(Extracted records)
* * * * * * * * *

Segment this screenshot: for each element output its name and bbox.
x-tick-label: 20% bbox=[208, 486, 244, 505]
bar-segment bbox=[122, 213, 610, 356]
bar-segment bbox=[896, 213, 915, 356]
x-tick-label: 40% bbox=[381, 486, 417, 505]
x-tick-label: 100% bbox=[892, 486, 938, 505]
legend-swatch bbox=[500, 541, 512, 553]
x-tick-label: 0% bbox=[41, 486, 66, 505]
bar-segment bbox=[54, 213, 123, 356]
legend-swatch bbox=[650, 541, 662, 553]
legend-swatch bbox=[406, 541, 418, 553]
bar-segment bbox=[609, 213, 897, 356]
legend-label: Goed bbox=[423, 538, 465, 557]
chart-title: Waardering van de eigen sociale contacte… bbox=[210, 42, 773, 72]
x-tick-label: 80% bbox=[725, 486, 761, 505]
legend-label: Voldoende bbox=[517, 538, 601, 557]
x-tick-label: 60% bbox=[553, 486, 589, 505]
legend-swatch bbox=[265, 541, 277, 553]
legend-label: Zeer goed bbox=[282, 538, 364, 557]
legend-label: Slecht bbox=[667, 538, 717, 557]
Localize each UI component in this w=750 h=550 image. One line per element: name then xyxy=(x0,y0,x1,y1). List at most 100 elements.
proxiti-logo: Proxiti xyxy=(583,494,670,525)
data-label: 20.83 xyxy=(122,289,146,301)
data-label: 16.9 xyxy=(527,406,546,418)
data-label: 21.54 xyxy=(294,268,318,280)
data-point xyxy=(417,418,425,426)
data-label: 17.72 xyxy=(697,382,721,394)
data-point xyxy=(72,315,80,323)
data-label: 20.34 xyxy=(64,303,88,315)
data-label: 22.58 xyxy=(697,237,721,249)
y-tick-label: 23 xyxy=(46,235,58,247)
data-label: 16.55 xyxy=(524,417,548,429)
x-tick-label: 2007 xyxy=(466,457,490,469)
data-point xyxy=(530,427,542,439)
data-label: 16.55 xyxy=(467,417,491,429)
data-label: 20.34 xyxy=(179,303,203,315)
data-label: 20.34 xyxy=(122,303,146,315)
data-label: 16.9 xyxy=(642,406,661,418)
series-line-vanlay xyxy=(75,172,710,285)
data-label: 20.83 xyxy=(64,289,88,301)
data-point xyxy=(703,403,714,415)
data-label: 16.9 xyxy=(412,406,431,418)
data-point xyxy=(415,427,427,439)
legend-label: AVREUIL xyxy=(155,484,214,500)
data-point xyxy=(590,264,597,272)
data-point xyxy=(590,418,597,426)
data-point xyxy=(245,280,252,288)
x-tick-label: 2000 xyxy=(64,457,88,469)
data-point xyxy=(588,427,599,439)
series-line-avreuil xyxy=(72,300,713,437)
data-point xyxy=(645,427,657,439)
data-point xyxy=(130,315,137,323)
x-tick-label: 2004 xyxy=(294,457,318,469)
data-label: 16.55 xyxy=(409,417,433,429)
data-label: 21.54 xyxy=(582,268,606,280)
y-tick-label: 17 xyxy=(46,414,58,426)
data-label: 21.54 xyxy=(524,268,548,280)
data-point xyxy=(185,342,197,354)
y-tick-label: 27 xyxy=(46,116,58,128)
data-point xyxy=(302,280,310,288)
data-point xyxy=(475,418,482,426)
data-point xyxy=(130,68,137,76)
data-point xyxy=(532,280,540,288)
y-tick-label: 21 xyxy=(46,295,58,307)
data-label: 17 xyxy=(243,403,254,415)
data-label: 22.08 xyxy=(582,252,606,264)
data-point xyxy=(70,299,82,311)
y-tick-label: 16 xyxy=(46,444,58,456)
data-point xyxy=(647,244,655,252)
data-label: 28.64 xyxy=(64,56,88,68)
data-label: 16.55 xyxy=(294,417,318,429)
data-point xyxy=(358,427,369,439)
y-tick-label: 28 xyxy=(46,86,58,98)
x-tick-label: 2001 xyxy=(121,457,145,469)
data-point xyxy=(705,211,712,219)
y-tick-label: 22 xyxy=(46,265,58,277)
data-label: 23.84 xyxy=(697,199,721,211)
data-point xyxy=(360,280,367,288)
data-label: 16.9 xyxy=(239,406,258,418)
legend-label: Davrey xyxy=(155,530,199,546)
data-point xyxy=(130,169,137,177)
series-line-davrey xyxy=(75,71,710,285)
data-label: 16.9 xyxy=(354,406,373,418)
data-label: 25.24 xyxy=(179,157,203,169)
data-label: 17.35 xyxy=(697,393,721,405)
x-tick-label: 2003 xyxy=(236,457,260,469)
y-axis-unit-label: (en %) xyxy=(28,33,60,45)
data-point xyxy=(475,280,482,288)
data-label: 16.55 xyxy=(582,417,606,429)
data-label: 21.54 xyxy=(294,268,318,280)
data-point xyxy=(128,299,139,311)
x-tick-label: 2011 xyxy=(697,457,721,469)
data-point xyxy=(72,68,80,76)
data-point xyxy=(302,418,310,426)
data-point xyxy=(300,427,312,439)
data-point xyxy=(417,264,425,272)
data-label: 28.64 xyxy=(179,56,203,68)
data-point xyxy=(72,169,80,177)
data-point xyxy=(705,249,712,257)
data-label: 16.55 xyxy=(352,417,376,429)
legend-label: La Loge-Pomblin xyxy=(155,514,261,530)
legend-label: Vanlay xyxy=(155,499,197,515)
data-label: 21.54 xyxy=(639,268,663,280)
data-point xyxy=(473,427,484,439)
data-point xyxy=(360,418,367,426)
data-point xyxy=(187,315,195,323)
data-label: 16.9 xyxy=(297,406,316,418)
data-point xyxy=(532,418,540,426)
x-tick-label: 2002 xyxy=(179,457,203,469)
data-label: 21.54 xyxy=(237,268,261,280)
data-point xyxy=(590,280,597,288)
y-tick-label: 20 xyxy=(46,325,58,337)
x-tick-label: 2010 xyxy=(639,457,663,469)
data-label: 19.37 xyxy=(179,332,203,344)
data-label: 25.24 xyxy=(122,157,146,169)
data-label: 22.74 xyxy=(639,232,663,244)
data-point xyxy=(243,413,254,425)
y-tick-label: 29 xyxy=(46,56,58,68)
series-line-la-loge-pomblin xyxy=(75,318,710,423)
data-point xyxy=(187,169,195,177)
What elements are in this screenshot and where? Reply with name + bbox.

* * * * * * * * *

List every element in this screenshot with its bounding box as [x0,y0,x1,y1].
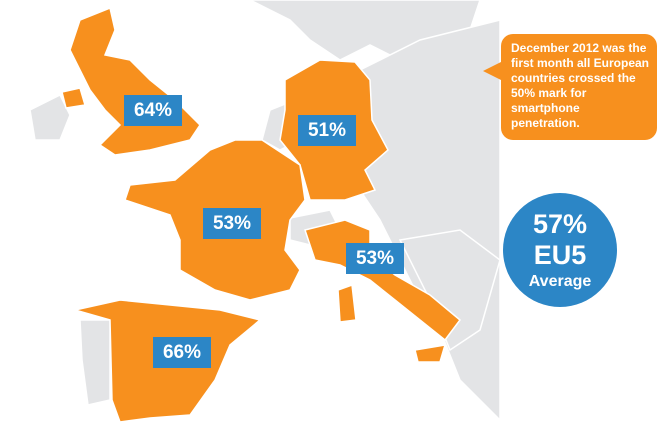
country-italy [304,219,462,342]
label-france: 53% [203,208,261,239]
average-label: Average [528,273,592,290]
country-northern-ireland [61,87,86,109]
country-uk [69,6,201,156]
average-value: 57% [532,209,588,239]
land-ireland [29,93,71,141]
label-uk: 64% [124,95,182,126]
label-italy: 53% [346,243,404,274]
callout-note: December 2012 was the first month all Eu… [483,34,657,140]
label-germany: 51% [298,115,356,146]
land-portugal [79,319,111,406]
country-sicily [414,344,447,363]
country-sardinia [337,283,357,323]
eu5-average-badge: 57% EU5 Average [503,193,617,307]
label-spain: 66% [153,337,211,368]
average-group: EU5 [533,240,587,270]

* * * * * * * * *

◆ What to produce
Edit the rows starting at the line that contains "Segment this screenshot: for" and ending at the line that contains "legend-label: Goed bbox=[423, 538, 465, 557]", replacing every "bar-segment" with "bar-section" and leaving everything else unchanged. Return only those lines.

◆ Task answer
Segment this screenshot: for each element output its name and bbox.
x-tick-label: 20% bbox=[208, 486, 244, 505]
bar-section bbox=[122, 213, 610, 356]
bar-section bbox=[896, 213, 915, 356]
x-tick-label: 40% bbox=[381, 486, 417, 505]
x-tick-label: 100% bbox=[892, 486, 938, 505]
legend-swatch bbox=[500, 541, 512, 553]
x-tick-label: 0% bbox=[41, 486, 66, 505]
bar-section bbox=[54, 213, 123, 356]
legend-swatch bbox=[650, 541, 662, 553]
legend-swatch bbox=[406, 541, 418, 553]
bar-section bbox=[609, 213, 897, 356]
legend-label: Goed bbox=[423, 538, 465, 557]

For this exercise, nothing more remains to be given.